What is needed here is an exact copy of every entry.

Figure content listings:
[START]

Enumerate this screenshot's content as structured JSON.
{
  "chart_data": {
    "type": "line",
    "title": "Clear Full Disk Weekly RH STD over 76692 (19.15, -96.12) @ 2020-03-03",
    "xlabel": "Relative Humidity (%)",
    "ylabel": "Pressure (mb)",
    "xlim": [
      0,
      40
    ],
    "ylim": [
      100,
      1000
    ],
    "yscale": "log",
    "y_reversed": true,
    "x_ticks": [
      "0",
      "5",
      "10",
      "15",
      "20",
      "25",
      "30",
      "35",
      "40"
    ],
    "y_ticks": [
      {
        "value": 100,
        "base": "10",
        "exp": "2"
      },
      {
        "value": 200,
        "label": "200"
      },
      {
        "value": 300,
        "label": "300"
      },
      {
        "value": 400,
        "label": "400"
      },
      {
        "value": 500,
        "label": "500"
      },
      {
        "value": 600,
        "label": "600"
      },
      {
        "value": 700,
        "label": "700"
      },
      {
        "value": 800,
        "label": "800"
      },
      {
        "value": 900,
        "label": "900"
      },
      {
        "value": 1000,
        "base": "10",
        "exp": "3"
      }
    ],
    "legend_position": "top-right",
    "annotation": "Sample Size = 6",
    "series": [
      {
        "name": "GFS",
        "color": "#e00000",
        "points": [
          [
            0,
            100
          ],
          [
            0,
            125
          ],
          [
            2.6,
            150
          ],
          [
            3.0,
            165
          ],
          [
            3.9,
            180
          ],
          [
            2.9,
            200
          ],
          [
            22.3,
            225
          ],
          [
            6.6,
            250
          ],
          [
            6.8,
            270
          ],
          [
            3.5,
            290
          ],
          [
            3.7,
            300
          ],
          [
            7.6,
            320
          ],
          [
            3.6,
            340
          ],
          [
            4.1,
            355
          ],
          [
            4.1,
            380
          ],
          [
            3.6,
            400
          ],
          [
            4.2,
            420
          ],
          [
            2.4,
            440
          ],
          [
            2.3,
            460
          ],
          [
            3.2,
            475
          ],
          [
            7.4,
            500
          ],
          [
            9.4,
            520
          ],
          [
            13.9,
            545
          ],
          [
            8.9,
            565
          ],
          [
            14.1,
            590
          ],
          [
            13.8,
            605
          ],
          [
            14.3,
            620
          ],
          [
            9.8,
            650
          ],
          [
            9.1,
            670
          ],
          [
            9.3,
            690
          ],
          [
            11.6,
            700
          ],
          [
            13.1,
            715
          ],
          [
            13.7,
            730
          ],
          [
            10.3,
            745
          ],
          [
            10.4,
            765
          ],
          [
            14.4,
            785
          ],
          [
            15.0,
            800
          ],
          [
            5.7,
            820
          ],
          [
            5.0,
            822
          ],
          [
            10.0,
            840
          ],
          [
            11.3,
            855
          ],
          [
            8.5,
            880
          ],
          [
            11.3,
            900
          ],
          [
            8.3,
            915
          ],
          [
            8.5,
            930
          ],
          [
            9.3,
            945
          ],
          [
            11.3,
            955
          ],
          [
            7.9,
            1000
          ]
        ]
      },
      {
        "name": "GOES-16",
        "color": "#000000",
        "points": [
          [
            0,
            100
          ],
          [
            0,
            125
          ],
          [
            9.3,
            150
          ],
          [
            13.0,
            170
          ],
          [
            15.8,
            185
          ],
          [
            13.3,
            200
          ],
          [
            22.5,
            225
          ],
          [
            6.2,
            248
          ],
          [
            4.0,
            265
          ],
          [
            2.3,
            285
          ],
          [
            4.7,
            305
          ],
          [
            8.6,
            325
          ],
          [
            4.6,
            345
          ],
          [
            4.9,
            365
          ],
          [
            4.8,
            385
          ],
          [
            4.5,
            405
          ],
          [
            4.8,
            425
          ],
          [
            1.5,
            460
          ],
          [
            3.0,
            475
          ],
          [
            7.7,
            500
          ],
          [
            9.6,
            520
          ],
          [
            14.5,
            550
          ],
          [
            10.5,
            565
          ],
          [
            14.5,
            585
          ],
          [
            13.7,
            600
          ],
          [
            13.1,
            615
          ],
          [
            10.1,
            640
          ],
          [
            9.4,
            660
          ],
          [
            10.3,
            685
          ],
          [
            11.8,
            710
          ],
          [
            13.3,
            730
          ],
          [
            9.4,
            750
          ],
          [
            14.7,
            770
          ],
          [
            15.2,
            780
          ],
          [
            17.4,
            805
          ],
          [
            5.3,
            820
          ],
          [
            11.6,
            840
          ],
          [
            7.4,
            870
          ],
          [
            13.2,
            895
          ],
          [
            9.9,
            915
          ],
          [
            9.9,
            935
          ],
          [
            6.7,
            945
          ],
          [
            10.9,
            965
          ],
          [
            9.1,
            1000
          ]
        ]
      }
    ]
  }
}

[END]

Result:
Enumerate this screenshot's content as structured JSON.
{
  "chart_data": {
    "type": "line",
    "title": "Clear Full Disk Weekly RH STD over 76692 (19.15, -96.12) @ 2020-03-03",
    "xlabel": "Relative Humidity (%)",
    "ylabel": "Pressure (mb)",
    "xlim": [
      0,
      40
    ],
    "ylim": [
      100,
      1000
    ],
    "yscale": "log",
    "y_reversed": true,
    "x_ticks": [
      "0",
      "5",
      "10",
      "15",
      "20",
      "25",
      "30",
      "35",
      "40"
    ],
    "y_ticks": [
      {
        "value": 100,
        "base": "10",
        "exp": "2"
      },
      {
        "value": 200,
        "label": "200"
      },
      {
        "value": 300,
        "label": "300"
      },
      {
        "value": 400,
        "label": "400"
      },
      {
        "value": 500,
        "label": "500"
      },
      {
        "value": 600,
        "label": "600"
      },
      {
        "value": 700,
        "label": "700"
      },
      {
        "value": 800,
        "label": "800"
      },
      {
        "value": 900,
        "label": "900"
      },
      {
        "value": 1000,
        "base": "10",
        "exp": "3"
      }
    ],
    "legend_position": "top-right",
    "annotation": "Sample Size = 6",
    "series": [
      {
        "name": "GFS",
        "color": "#e00000",
        "points": [
          [
            0,
            100
          ],
          [
            0,
            125
          ],
          [
            2.6,
            150
          ],
          [
            3.0,
            165
          ],
          [
            3.9,
            180
          ],
          [
            2.9,
            200
          ],
          [
            22.3,
            225
          ],
          [
            6.6,
            250
          ],
          [
            6.8,
            270
          ],
          [
            3.5,
            290
          ],
          [
            3.7,
            300
          ],
          [
            7.6,
            320
          ],
          [
            3.6,
            340
          ],
          [
            4.1,
            355
          ],
          [
            4.1,
            380
          ],
          [
            3.6,
            400
          ],
          [
            4.2,
            420
          ],
          [
            2.4,
            440
          ],
          [
            2.3,
            460
          ],
          [
            3.2,
            475
          ],
          [
            7.4,
            500
          ],
          [
            9.4,
            520
          ],
          [
            13.9,
            545
          ],
          [
            8.9,
            565
          ],
          [
            14.1,
            590
          ],
          [
            13.8,
            605
          ],
          [
            14.3,
            620
          ],
          [
            9.8,
            650
          ],
          [
            9.1,
            670
          ],
          [
            9.3,
            690
          ],
          [
            11.6,
            700
          ],
          [
            13.1,
            715
          ],
          [
            13.7,
            730
          ],
          [
            10.3,
            745
          ],
          [
            10.4,
            765
          ],
          [
            14.4,
            785
          ],
          [
            15.0,
            800
          ],
          [
            5.7,
            820
          ],
          [
            5.0,
            822
          ],
          [
            10.0,
            840
          ],
          [
            11.3,
            855
          ],
          [
            8.5,
            880
          ],
          [
            11.3,
            900
          ],
          [
            8.3,
            915
          ],
          [
            8.5,
            930
          ],
          [
            9.3,
            945
          ],
          [
            11.3,
            955
          ],
          [
            7.9,
            1000
          ]
        ]
      },
      {
        "name": "GOES-16",
        "color": "#000000",
        "points": [
          [
            0,
            100
          ],
          [
            0,
            125
          ],
          [
            9.3,
            150
          ],
          [
            13.0,
            170
          ],
          [
            15.8,
            185
          ],
          [
            13.3,
            200
          ],
          [
            22.5,
            225
          ],
          [
            6.2,
            248
          ],
          [
            4.0,
            265
          ],
          [
            2.3,
            285
          ],
          [
            4.7,
            305
          ],
          [
            8.6,
            325
          ],
          [
            4.6,
            345
          ],
          [
            4.9,
            365
          ],
          [
            4.8,
            385
          ],
          [
            4.5,
            405
          ],
          [
            4.8,
            425
          ],
          [
            1.5,
            460
          ],
          [
            3.0,
            475
          ],
          [
            7.7,
            500
          ],
          [
            9.6,
            520
          ],
          [
            14.5,
            550
          ],
          [
            10.5,
            565
          ],
          [
            14.5,
            585
          ],
          [
            13.7,
            600
          ],
          [
            13.1,
            615
          ],
          [
            10.1,
            640
          ],
          [
            9.4,
            660
          ],
          [
            10.3,
            685
          ],
          [
            11.8,
            710
          ],
          [
            13.3,
            730
          ],
          [
            9.4,
            750
          ],
          [
            14.7,
            770
          ],
          [
            15.2,
            780
          ],
          [
            17.4,
            805
          ],
          [
            5.3,
            820
          ],
          [
            11.6,
            840
          ],
          [
            7.4,
            870
          ],
          [
            13.2,
            895
          ],
          [
            9.9,
            915
          ],
          [
            9.9,
            935
          ],
          [
            6.7,
            945
          ],
          [
            10.9,
            965
          ],
          [
            9.1,
            1000
          ]
        ]
      }
    ]
  }
}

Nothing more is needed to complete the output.